Recorded data
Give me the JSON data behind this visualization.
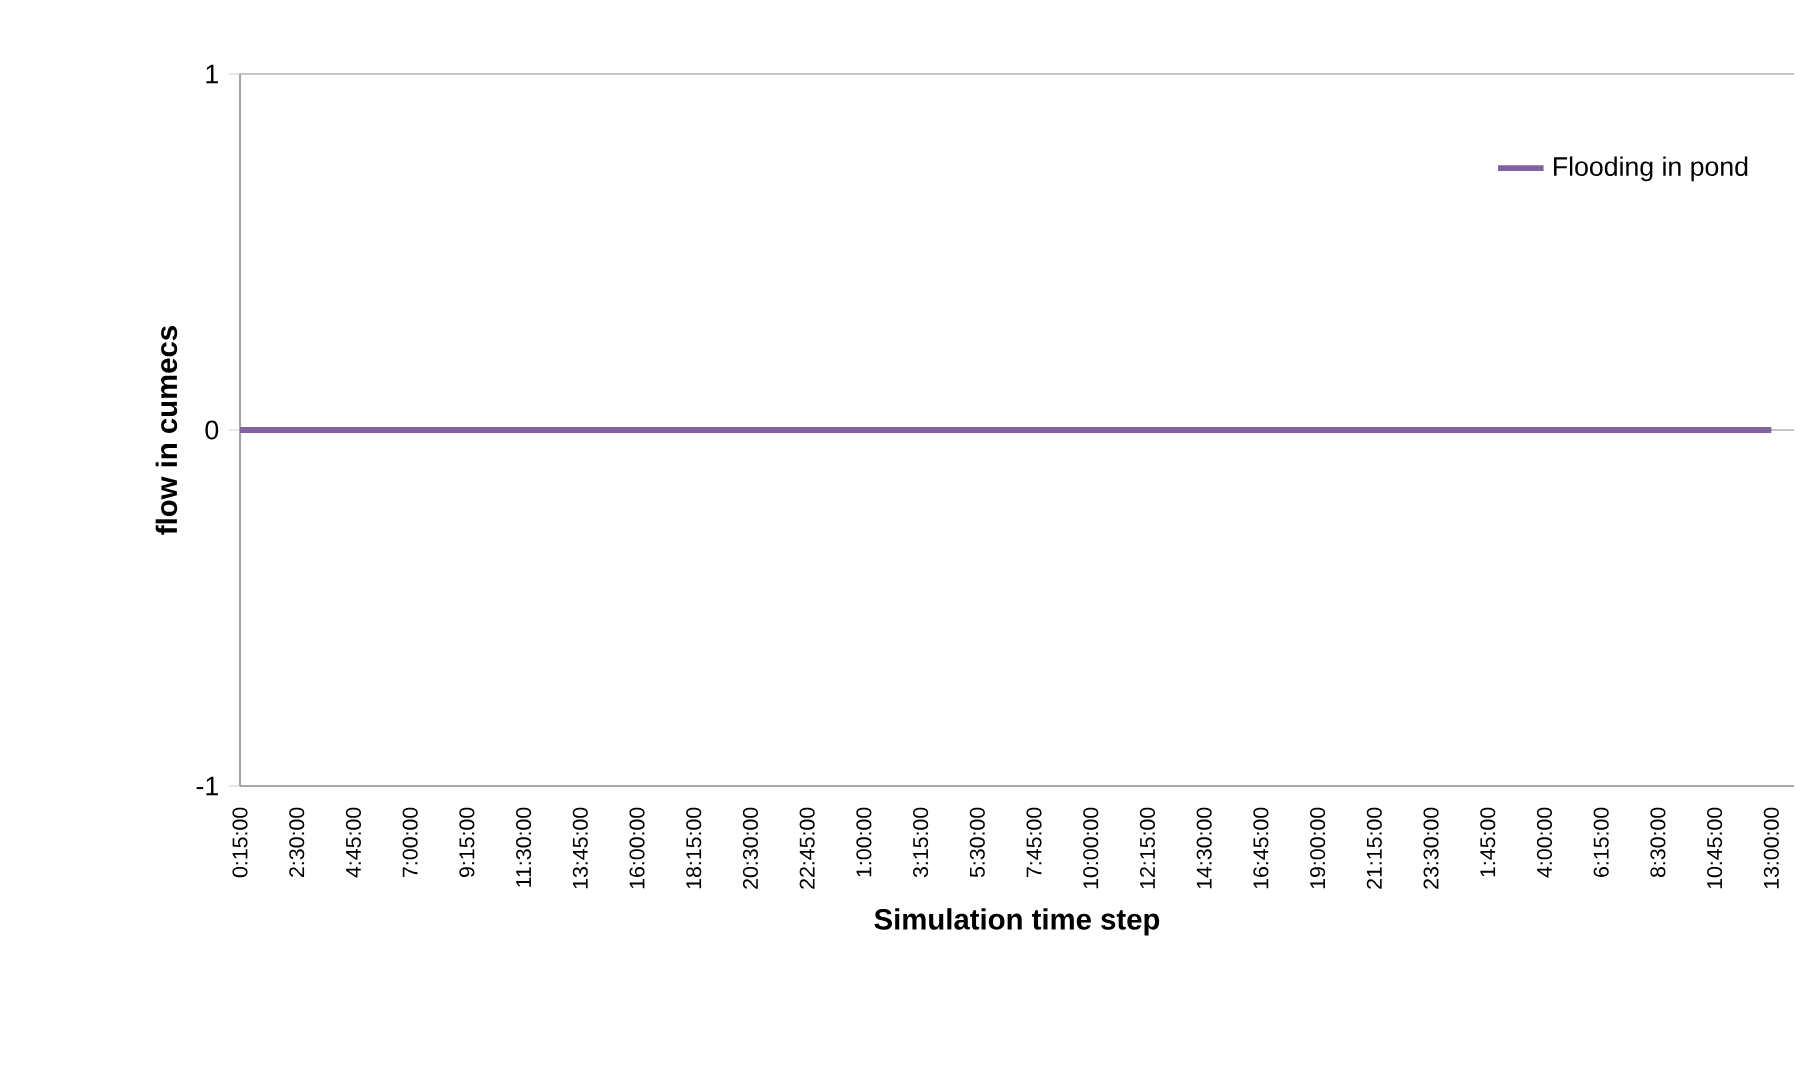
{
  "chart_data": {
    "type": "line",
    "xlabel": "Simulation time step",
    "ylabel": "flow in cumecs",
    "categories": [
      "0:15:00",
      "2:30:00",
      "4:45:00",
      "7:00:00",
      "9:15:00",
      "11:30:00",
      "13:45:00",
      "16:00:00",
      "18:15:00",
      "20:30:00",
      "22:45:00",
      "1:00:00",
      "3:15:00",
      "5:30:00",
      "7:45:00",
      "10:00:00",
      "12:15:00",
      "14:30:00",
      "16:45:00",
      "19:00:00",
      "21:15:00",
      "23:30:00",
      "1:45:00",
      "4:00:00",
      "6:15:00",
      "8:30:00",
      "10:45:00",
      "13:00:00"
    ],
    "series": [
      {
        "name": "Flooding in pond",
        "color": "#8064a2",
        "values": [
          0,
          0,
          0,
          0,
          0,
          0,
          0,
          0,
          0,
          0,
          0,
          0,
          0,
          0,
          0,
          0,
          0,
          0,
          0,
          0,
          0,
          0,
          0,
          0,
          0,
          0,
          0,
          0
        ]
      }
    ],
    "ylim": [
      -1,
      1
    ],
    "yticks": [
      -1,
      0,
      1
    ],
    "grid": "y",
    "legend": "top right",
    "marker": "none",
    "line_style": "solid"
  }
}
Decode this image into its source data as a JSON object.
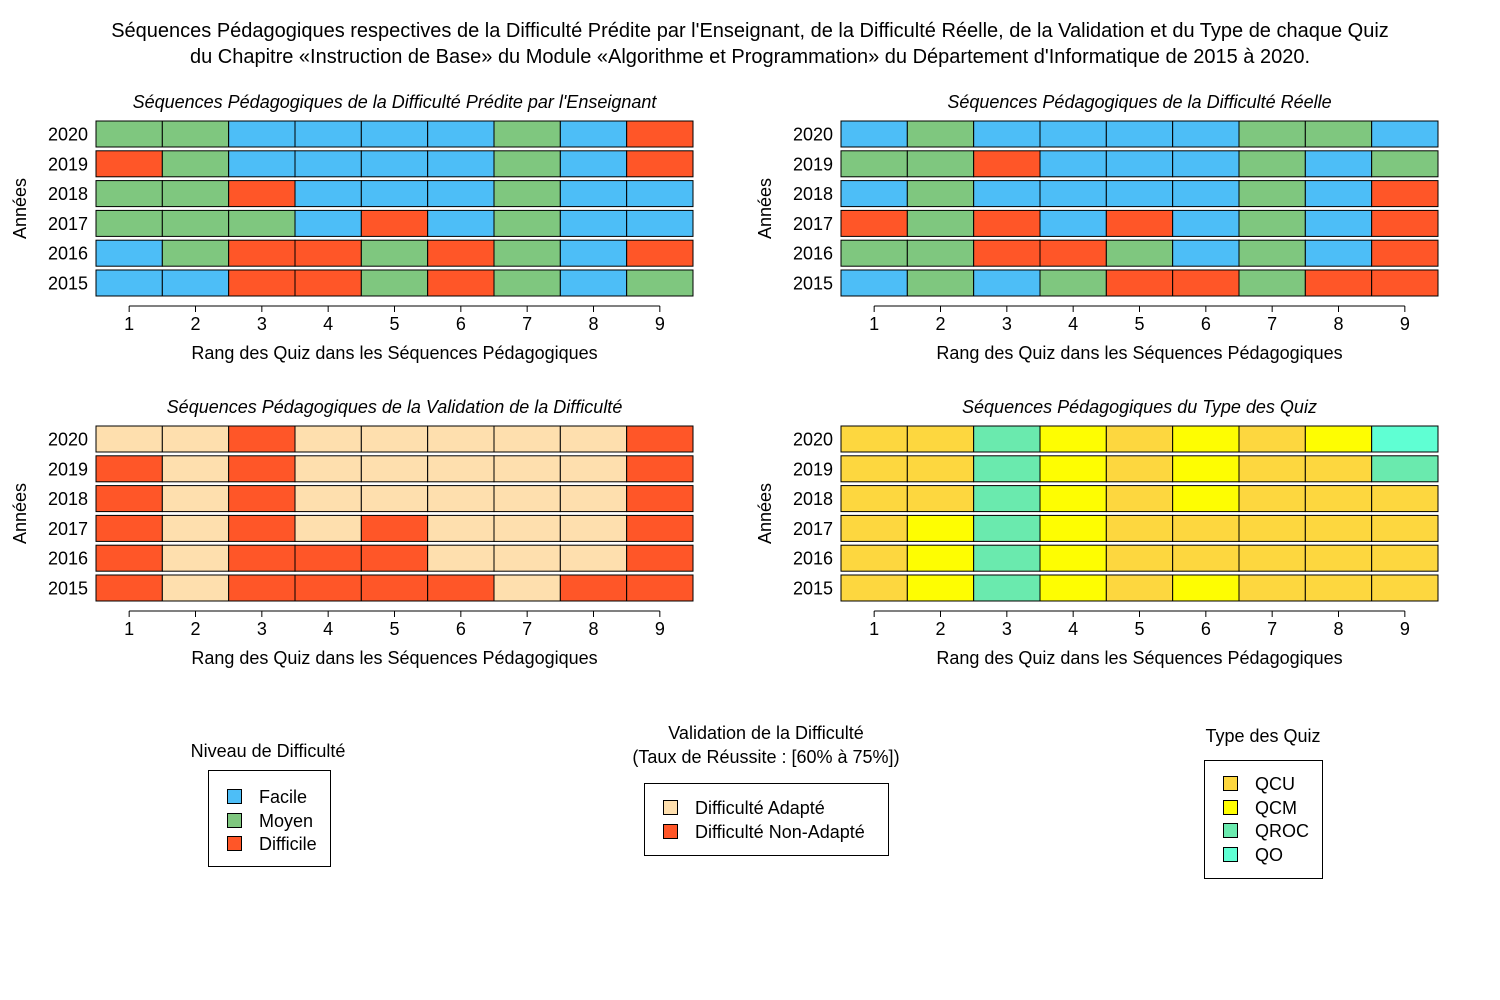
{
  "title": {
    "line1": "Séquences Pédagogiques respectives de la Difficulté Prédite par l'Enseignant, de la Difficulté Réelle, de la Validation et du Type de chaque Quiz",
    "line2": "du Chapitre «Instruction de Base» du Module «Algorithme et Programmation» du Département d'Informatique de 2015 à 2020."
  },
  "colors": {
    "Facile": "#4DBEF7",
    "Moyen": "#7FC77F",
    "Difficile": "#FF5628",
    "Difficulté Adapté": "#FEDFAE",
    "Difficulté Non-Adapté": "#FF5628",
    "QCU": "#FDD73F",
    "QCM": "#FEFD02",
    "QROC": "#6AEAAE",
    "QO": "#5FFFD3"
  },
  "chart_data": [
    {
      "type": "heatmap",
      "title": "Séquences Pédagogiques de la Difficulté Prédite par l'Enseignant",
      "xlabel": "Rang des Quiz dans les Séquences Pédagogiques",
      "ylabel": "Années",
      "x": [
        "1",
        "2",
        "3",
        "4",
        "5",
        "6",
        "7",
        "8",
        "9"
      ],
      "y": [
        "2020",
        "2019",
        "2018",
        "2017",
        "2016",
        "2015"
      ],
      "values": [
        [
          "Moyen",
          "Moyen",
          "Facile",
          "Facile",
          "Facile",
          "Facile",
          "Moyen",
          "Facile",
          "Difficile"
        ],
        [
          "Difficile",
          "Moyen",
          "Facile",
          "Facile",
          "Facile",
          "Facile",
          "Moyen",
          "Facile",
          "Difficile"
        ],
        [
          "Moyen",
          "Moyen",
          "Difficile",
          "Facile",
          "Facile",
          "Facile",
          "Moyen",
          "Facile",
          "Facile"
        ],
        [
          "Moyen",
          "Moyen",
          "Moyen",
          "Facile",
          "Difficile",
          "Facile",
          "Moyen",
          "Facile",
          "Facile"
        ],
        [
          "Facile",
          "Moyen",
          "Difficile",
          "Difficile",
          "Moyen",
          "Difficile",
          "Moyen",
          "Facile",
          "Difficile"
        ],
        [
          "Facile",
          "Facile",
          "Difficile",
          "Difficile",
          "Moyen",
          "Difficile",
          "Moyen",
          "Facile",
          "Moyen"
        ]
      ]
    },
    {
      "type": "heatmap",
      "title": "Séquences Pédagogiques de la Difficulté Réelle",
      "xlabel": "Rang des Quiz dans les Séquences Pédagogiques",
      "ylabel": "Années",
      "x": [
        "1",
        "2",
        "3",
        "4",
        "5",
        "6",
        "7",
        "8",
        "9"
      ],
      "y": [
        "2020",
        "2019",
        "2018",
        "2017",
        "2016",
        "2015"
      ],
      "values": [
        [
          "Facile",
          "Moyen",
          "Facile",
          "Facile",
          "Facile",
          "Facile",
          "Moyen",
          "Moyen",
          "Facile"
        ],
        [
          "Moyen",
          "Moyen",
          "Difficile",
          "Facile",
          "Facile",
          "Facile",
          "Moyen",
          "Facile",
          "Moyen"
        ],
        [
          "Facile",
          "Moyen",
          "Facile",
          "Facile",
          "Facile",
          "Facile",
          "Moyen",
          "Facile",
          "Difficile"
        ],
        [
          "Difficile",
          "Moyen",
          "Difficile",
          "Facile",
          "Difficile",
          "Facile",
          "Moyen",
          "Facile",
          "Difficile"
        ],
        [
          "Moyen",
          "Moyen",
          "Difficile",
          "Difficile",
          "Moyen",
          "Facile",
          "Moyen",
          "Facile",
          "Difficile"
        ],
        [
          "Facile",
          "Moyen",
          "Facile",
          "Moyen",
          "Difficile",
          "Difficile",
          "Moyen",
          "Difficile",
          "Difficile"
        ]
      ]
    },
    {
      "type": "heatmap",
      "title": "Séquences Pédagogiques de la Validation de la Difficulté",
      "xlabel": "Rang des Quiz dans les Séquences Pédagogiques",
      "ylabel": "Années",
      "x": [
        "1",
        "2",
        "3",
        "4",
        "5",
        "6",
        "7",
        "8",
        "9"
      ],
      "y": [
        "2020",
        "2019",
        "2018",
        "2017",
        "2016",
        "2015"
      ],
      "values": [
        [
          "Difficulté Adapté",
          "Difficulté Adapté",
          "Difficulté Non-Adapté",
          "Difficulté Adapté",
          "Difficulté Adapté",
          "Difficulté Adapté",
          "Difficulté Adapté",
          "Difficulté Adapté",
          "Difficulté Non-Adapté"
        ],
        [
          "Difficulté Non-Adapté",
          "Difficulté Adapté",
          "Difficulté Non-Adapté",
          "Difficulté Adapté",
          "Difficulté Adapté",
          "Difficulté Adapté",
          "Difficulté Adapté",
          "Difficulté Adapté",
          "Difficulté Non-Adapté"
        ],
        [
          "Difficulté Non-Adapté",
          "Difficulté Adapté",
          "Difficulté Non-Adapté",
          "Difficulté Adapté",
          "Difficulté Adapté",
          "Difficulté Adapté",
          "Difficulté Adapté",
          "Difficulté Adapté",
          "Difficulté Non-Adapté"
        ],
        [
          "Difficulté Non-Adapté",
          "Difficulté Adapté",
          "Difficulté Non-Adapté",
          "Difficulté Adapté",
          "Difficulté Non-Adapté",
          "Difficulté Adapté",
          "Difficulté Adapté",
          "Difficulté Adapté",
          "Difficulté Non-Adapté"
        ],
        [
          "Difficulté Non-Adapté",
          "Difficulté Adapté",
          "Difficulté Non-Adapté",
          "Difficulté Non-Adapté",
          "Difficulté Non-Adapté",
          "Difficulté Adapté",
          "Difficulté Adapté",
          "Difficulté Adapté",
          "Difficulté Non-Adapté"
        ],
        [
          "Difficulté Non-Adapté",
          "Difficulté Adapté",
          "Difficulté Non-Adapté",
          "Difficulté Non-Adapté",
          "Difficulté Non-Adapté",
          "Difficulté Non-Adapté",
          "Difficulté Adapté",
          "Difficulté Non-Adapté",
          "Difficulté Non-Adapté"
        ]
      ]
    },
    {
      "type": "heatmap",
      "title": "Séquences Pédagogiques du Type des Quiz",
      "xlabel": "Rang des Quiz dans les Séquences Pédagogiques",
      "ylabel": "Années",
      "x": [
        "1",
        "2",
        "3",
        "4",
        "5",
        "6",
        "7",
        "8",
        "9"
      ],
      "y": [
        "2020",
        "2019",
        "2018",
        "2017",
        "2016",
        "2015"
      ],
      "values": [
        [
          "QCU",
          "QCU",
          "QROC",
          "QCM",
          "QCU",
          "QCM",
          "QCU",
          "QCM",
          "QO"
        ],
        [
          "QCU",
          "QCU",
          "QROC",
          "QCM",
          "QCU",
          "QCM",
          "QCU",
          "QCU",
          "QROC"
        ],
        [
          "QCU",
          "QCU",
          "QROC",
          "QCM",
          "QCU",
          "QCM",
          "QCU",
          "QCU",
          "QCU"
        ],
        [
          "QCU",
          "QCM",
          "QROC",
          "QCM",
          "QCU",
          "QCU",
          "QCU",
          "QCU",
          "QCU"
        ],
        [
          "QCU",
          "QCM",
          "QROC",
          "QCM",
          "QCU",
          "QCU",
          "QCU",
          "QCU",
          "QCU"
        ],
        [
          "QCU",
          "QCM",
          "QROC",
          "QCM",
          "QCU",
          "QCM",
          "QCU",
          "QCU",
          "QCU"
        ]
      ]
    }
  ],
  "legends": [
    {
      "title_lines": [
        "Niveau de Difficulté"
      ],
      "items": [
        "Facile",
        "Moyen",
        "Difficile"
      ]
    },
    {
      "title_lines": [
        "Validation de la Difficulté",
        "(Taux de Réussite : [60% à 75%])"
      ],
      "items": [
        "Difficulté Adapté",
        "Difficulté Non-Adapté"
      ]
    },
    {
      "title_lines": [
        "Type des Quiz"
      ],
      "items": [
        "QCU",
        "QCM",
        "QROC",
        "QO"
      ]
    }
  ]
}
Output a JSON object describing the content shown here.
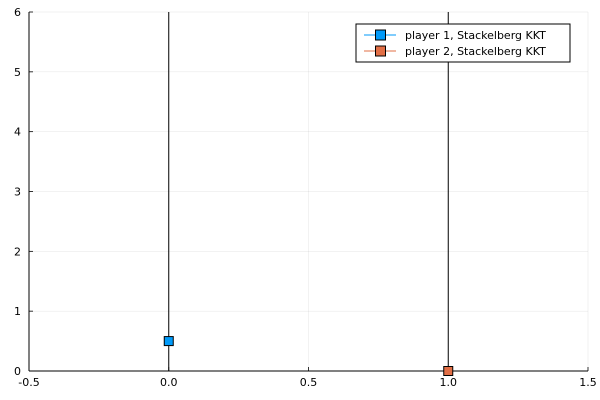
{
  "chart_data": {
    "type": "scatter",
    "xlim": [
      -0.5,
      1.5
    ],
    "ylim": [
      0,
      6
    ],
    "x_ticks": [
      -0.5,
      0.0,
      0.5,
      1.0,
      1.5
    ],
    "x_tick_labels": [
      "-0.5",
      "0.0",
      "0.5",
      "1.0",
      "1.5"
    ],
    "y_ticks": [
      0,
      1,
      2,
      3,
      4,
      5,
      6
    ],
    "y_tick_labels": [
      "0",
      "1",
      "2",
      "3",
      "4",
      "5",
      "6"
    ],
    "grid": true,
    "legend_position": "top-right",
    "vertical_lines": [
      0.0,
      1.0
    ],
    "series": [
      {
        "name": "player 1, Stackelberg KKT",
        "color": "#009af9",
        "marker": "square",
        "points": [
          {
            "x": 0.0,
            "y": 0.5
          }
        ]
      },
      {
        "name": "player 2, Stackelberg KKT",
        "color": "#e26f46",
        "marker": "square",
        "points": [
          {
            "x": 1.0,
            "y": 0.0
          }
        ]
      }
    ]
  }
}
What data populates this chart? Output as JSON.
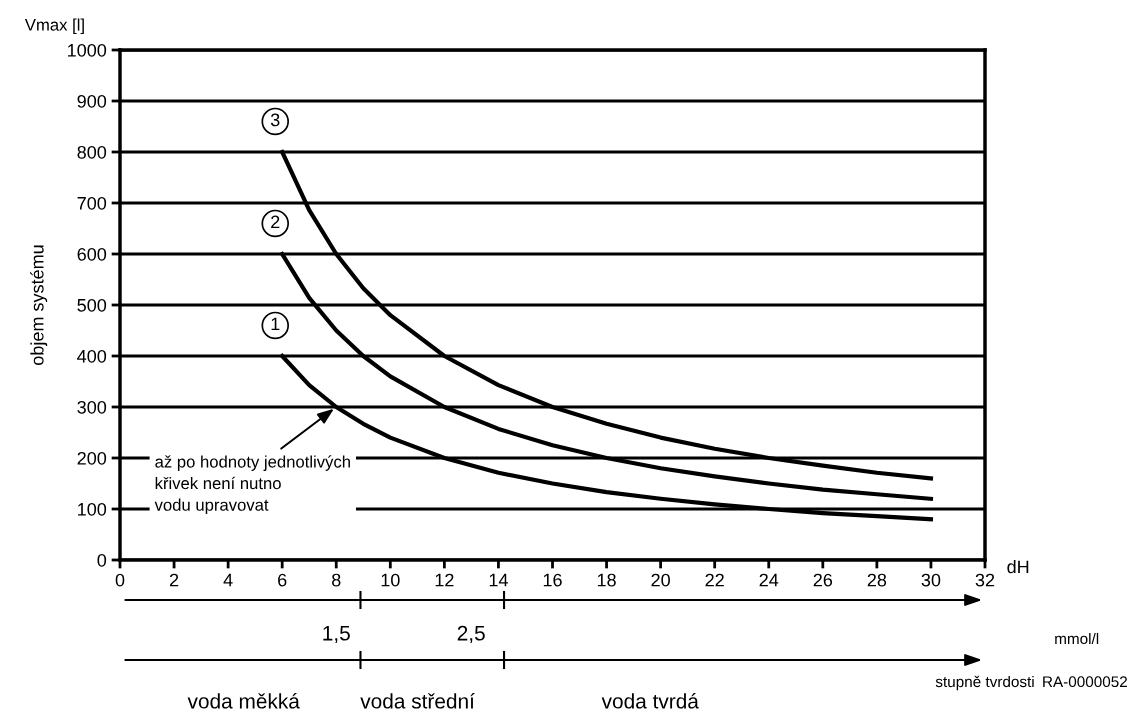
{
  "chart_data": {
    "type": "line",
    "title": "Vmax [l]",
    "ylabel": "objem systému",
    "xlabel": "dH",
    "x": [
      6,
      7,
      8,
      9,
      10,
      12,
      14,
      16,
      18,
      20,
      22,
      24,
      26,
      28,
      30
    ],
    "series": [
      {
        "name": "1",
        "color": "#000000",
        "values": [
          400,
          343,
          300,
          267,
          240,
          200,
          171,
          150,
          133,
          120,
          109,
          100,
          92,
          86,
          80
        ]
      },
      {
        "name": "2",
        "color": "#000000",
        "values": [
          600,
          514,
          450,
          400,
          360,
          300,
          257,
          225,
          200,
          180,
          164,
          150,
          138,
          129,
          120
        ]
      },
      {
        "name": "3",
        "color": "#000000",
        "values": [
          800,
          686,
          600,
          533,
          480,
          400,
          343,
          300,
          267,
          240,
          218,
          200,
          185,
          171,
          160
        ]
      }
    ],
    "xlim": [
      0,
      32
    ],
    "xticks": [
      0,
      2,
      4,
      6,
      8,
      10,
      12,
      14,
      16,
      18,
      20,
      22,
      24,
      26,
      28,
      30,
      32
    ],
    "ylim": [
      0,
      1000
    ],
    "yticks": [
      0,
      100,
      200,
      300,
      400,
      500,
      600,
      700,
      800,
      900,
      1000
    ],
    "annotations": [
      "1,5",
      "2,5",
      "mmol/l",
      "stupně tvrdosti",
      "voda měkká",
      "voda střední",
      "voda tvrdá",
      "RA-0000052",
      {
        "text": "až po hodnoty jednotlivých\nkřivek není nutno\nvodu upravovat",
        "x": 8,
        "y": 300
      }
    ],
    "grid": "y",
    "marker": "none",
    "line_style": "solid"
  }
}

WORK TO COMPLETE -> Make a list of all lines in the data that contain "JSON".

SOLVED PROBLEM ->
Give me the JSON data behind this visualization.
Decode this image into its source data as a JSON object.
Output a JSON object describing the content shown here.
What data populates this chart? Output as JSON.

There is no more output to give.